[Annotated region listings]

· · · ·

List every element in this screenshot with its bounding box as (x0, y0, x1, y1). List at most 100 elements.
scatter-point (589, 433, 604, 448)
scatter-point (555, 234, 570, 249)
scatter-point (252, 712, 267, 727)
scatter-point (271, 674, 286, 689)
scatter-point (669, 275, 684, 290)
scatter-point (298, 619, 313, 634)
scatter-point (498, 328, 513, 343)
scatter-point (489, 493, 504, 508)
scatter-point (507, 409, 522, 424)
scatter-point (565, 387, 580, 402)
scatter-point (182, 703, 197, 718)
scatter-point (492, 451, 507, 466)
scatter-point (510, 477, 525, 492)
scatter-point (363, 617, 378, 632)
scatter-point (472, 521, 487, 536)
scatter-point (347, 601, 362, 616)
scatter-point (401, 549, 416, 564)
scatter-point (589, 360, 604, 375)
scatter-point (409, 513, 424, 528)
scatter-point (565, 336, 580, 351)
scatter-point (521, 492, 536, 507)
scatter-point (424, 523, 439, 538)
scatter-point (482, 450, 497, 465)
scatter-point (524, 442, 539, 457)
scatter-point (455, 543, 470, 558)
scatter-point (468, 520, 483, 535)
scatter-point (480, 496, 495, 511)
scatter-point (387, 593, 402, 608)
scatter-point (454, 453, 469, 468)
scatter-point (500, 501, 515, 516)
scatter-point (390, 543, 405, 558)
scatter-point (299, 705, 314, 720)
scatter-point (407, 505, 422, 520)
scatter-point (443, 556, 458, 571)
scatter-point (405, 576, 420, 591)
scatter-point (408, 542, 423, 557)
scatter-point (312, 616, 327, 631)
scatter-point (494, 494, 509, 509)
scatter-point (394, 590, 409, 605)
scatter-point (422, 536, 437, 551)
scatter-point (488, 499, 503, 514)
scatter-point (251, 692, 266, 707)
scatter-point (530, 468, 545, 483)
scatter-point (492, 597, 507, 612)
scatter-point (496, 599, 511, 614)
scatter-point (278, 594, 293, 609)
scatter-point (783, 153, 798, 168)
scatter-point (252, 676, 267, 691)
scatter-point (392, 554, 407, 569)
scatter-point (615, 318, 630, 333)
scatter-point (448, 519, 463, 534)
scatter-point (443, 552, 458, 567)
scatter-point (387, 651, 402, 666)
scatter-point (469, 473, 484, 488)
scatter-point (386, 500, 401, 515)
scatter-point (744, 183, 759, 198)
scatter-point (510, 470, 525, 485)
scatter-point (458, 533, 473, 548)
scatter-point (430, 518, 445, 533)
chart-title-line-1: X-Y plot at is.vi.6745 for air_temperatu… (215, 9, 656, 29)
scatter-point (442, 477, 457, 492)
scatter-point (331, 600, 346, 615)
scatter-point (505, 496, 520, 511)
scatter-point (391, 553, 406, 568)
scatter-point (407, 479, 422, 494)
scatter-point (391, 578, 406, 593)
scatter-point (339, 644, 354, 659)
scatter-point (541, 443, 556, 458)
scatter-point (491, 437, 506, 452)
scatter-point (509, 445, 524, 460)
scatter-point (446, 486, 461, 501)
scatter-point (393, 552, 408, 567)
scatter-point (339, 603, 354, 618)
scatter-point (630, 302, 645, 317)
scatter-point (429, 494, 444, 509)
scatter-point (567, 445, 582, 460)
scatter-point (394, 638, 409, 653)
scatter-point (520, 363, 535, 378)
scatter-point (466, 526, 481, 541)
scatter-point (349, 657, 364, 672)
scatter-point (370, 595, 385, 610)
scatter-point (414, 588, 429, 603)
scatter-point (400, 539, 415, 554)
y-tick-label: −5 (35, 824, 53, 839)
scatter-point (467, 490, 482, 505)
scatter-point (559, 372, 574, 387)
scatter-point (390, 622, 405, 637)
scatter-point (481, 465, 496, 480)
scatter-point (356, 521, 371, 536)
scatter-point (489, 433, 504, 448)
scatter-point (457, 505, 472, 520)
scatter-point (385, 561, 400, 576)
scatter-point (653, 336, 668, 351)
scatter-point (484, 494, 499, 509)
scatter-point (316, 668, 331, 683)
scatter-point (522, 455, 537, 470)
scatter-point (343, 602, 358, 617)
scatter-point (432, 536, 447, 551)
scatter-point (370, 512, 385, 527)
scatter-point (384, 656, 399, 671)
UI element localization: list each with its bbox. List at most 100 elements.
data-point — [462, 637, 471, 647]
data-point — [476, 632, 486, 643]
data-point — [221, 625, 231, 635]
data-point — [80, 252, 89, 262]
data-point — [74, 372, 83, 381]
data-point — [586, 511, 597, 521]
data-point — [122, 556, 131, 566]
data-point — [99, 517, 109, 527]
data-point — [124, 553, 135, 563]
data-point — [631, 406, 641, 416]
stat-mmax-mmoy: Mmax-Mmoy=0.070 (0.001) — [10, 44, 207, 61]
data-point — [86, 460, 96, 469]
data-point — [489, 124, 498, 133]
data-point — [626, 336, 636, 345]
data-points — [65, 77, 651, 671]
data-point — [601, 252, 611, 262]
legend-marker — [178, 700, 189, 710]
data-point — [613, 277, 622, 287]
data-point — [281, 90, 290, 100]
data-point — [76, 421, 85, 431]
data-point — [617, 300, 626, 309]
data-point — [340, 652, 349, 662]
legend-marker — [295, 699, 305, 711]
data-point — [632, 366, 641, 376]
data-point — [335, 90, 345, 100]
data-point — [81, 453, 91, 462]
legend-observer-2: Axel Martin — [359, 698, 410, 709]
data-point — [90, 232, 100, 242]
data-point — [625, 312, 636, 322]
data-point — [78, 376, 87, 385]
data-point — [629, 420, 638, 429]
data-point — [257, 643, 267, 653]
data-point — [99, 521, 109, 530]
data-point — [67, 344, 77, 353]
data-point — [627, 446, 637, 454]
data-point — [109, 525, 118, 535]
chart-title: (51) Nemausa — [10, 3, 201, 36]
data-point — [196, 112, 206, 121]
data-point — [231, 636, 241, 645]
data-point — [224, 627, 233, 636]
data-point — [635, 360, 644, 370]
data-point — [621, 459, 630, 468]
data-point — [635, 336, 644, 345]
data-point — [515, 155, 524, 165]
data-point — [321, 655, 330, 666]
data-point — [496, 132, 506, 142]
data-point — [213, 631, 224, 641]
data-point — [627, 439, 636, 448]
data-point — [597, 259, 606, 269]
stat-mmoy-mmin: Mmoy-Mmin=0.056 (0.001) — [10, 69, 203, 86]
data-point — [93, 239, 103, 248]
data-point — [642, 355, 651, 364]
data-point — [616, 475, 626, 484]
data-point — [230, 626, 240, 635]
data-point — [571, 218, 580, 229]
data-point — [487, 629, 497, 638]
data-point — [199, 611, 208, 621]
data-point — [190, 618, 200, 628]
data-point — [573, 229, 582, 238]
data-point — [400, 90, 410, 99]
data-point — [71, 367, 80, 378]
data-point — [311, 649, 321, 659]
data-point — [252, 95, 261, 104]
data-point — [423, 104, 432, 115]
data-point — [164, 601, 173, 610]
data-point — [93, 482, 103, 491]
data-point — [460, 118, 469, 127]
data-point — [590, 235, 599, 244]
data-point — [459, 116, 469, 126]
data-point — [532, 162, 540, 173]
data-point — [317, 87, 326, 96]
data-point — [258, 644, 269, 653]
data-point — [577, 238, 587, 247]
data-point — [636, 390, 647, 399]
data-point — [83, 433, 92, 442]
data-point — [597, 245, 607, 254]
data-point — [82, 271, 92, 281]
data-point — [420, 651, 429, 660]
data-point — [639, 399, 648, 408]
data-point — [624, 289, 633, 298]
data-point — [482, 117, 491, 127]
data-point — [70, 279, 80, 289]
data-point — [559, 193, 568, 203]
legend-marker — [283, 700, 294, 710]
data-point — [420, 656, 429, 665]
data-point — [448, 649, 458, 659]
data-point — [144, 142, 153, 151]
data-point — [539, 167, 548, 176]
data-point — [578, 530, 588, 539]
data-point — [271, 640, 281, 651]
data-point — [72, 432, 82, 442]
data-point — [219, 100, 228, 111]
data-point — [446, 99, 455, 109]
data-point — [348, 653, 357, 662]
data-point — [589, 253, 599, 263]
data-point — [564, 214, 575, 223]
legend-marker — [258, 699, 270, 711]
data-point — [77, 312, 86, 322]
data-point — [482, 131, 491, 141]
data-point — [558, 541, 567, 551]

· · · ·

Reproduce the lines above word for word, from the very first line through the line that contains "scatter-point (443, 556, 458, 571)", including both.

(EXERCISE SOLUTION)
List every element in this screenshot with its bounding box as (x0, y0, x1, y1). List at most 100 elements.
scatter-point (589, 433, 604, 448)
scatter-point (555, 234, 570, 249)
scatter-point (252, 712, 267, 727)
scatter-point (271, 674, 286, 689)
scatter-point (669, 275, 684, 290)
scatter-point (298, 619, 313, 634)
scatter-point (498, 328, 513, 343)
scatter-point (489, 493, 504, 508)
scatter-point (507, 409, 522, 424)
scatter-point (565, 387, 580, 402)
scatter-point (182, 703, 197, 718)
scatter-point (492, 451, 507, 466)
scatter-point (510, 477, 525, 492)
scatter-point (363, 617, 378, 632)
scatter-point (472, 521, 487, 536)
scatter-point (347, 601, 362, 616)
scatter-point (401, 549, 416, 564)
scatter-point (589, 360, 604, 375)
scatter-point (409, 513, 424, 528)
scatter-point (565, 336, 580, 351)
scatter-point (521, 492, 536, 507)
scatter-point (424, 523, 439, 538)
scatter-point (482, 450, 497, 465)
scatter-point (524, 442, 539, 457)
scatter-point (455, 543, 470, 558)
scatter-point (468, 520, 483, 535)
scatter-point (480, 496, 495, 511)
scatter-point (387, 593, 402, 608)
scatter-point (454, 453, 469, 468)
scatter-point (500, 501, 515, 516)
scatter-point (390, 543, 405, 558)
scatter-point (299, 705, 314, 720)
scatter-point (407, 505, 422, 520)
scatter-point (443, 556, 458, 571)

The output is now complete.